» Description of the task: Copy out each line of the material in which the word "page" appears.

start Data rows

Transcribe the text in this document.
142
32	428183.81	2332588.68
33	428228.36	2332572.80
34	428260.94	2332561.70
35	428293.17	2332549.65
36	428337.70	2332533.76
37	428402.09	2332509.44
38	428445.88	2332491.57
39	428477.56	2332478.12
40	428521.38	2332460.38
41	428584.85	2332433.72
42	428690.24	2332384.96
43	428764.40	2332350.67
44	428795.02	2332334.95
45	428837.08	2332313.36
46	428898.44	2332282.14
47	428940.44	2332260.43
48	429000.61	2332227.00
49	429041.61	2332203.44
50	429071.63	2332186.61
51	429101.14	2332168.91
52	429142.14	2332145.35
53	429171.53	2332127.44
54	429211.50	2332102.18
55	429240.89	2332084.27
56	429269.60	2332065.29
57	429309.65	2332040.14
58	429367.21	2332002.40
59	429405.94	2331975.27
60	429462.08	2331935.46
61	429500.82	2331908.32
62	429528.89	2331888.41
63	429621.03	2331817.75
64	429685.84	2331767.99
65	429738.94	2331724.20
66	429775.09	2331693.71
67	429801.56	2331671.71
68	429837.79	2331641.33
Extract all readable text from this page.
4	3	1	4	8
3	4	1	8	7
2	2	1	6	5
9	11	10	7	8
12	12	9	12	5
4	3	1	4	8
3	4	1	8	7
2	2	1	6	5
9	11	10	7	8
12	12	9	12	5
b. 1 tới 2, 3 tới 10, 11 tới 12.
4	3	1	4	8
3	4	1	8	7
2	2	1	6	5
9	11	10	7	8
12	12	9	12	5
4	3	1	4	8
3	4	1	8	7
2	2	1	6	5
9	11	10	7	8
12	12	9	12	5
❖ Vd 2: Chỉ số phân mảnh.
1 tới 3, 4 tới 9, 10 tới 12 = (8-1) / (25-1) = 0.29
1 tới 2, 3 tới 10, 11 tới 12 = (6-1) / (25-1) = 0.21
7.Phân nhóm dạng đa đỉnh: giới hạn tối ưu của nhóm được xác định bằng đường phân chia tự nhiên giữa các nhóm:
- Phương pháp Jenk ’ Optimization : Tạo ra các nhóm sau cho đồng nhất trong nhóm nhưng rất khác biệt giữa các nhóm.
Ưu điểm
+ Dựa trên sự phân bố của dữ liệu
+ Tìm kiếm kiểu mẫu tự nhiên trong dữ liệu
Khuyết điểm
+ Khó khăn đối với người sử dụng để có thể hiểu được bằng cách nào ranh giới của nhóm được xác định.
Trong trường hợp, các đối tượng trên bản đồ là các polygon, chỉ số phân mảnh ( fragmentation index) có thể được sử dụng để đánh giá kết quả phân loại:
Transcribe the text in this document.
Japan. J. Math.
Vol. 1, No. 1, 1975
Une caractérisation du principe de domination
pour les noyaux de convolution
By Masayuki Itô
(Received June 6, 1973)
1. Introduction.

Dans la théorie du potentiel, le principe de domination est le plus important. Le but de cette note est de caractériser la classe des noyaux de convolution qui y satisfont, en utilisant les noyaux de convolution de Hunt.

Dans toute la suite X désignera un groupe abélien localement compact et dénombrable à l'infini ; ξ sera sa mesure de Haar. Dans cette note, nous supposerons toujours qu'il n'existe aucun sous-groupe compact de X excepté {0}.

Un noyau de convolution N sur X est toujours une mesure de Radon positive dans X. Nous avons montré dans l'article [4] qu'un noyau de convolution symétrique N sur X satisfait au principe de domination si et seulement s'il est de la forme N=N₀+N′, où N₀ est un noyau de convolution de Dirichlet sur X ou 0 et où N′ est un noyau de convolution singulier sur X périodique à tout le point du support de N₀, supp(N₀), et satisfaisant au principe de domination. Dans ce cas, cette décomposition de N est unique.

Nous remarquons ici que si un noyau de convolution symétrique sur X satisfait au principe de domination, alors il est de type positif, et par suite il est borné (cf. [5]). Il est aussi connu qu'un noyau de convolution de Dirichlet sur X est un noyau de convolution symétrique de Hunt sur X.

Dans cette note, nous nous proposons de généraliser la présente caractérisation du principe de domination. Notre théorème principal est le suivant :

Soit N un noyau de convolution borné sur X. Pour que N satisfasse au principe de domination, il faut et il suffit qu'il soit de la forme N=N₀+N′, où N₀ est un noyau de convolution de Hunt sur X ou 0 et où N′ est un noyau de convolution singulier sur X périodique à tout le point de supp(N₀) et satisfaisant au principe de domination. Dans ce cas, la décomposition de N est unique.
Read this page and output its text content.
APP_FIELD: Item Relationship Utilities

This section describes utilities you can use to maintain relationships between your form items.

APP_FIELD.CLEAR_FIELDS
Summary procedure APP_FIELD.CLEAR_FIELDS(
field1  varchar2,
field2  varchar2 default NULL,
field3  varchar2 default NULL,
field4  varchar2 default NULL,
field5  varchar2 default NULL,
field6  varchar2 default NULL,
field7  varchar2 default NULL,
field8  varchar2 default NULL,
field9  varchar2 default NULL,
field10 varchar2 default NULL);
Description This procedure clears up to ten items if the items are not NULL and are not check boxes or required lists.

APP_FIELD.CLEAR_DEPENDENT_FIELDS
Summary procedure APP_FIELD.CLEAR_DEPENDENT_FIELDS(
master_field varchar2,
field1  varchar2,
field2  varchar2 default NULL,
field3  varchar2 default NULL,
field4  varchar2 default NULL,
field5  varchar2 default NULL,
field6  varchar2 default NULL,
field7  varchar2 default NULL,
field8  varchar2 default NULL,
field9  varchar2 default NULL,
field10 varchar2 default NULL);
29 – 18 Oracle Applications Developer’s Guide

end Data rows

» Answer to the problem:
Extract all readable text from this page.
Read this page and output its text content.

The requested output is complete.